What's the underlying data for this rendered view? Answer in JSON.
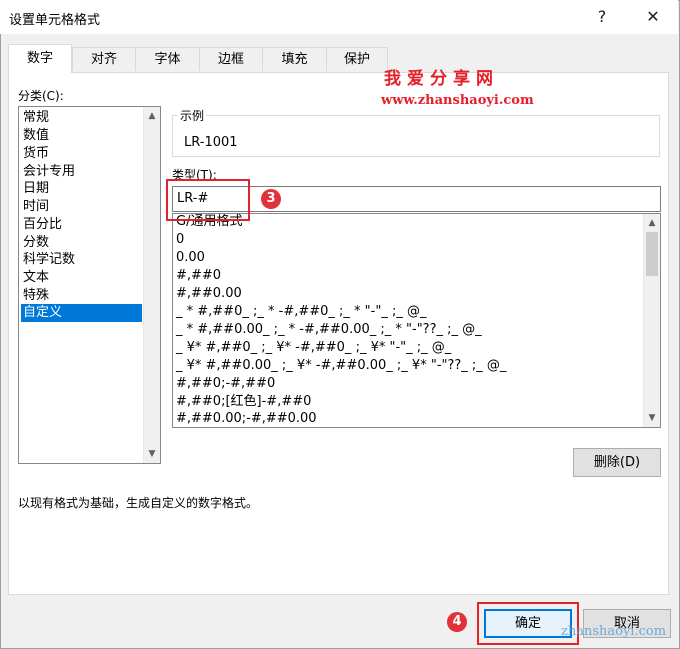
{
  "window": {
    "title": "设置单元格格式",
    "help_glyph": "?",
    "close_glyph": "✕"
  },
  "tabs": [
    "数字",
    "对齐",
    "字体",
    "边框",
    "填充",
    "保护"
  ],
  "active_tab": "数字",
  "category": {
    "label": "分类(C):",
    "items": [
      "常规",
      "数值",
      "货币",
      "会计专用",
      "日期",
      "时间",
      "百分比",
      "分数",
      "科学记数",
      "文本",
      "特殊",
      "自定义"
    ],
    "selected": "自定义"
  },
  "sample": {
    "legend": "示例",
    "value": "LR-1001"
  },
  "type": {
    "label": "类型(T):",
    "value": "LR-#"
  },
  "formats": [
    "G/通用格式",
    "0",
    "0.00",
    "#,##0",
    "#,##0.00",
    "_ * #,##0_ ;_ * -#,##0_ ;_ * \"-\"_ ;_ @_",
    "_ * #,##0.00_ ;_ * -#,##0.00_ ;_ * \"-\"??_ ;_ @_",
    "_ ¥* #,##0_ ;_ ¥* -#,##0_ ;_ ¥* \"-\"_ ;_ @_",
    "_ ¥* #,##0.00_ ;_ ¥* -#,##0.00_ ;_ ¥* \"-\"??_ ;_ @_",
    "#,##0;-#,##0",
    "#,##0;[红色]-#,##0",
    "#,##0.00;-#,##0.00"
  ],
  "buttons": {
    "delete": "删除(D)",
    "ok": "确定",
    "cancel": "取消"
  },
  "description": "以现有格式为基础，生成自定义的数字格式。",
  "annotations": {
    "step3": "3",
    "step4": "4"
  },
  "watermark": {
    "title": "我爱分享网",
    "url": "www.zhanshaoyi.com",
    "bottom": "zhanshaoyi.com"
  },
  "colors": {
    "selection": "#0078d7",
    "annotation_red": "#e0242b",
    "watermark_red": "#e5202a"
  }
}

■ ■ ■ ■

Keep only the lines that hold the string "zhanshaoyi", and copy them out.

### [TASK SOLUTION]
    "url": "www.zhanshaoyi.com",
    "bottom": "zhanshaoyi.com"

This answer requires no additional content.